- Dataset records -
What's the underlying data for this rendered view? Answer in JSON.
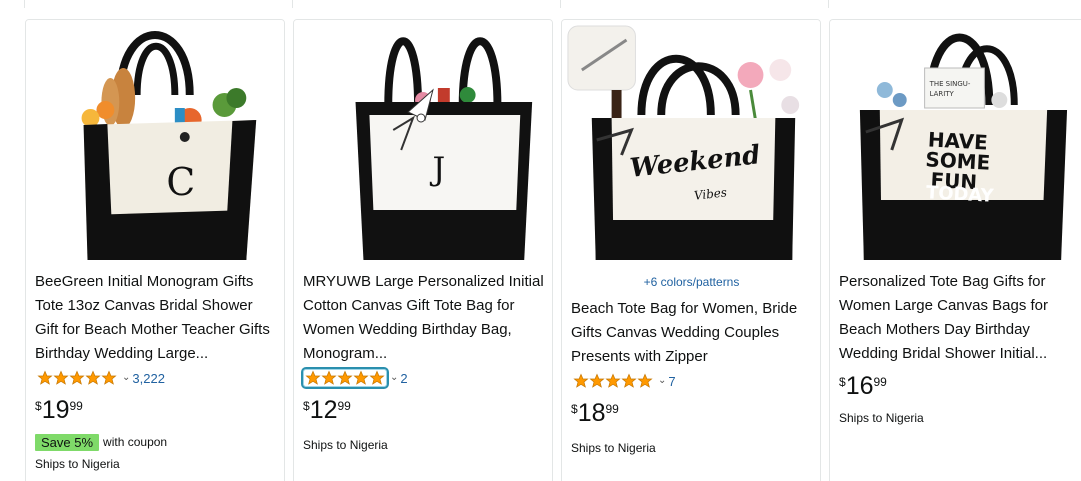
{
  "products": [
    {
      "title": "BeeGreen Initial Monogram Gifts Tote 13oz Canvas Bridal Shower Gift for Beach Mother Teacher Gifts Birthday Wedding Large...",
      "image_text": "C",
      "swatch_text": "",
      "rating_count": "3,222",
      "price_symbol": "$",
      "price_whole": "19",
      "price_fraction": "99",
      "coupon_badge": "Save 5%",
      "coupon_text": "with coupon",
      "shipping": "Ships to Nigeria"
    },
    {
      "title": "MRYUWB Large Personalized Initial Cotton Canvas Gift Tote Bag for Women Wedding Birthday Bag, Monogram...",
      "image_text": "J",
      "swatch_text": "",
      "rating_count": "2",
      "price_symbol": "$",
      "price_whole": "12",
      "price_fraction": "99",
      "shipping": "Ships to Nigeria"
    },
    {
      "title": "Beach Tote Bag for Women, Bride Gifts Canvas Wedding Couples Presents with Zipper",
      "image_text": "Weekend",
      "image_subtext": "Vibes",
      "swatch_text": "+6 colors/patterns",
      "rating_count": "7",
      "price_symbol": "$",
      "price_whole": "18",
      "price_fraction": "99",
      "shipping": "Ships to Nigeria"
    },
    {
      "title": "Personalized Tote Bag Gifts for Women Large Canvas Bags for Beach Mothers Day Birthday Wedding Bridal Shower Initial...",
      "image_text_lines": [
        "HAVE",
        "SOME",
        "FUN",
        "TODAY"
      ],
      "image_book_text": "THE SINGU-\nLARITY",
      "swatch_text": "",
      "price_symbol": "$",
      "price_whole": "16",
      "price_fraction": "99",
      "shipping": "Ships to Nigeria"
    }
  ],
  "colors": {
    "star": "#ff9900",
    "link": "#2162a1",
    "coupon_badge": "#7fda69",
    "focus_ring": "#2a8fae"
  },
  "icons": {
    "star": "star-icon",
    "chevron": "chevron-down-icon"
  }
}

---

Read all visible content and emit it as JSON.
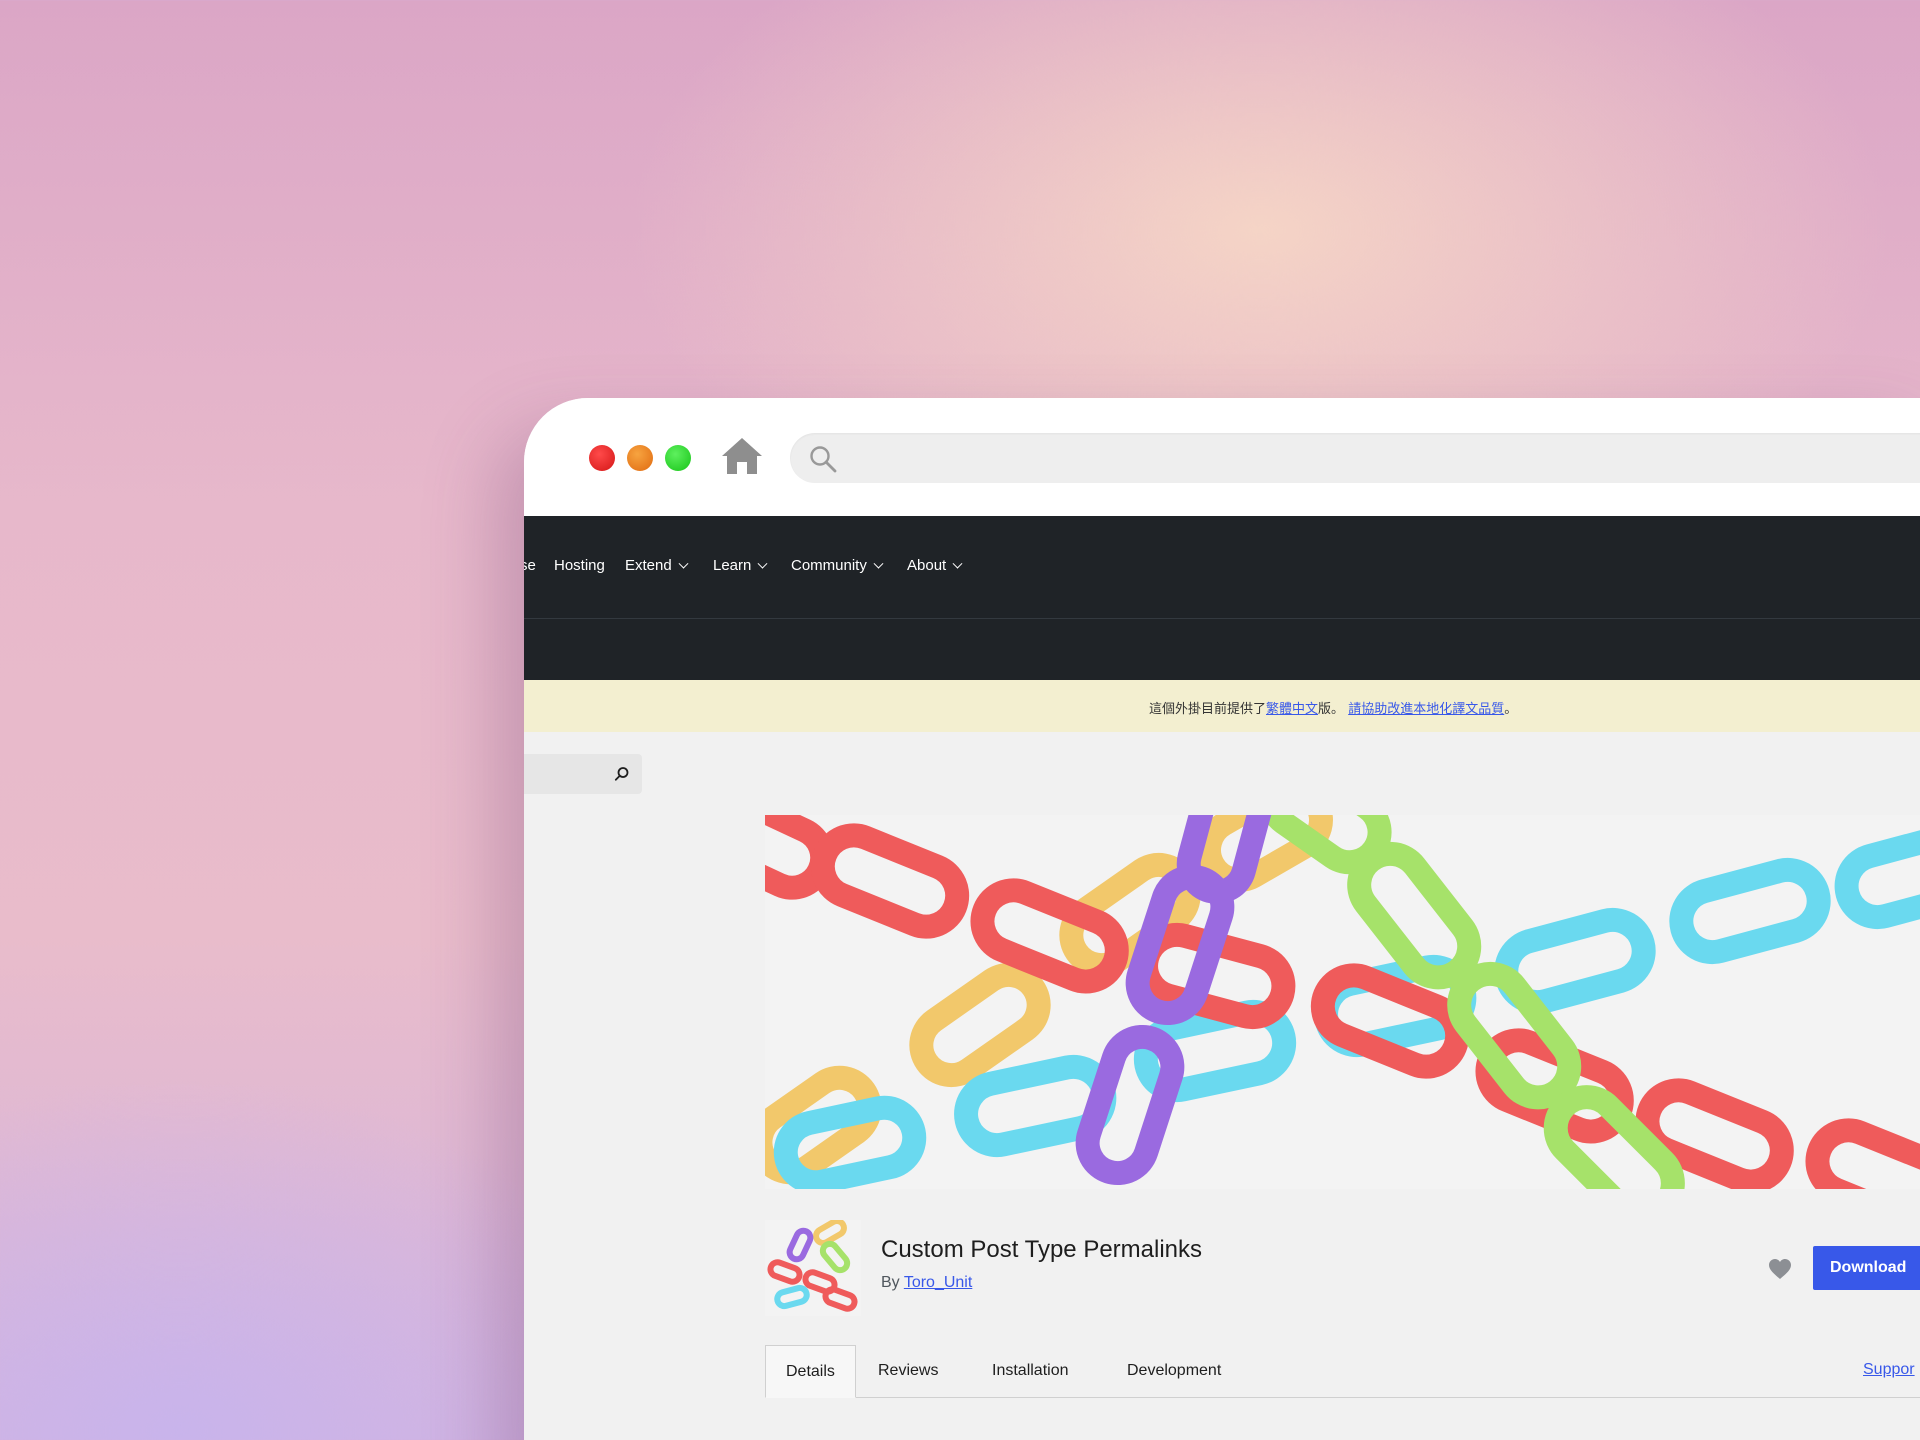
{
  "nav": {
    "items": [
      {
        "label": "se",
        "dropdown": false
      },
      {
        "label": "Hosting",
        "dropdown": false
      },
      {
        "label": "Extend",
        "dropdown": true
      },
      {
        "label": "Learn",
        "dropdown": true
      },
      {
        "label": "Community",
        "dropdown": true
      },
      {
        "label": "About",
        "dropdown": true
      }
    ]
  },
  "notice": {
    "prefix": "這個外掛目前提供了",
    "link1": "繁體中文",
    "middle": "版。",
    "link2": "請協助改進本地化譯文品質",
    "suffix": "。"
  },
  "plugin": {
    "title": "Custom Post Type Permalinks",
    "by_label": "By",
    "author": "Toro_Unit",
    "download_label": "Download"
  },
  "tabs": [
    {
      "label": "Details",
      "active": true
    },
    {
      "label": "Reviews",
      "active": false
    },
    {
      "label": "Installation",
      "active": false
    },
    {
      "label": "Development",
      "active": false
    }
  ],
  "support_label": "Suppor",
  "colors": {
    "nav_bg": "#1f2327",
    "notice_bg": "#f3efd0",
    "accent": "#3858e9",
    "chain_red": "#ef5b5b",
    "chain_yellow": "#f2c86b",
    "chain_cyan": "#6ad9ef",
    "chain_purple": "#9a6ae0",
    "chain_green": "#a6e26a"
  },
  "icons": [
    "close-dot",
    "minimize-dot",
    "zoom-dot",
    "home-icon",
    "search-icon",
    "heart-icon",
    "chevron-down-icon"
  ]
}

- Required task -
Say how many lines of the data include the word "Personalized". Respond with the number alone.

- Response -
2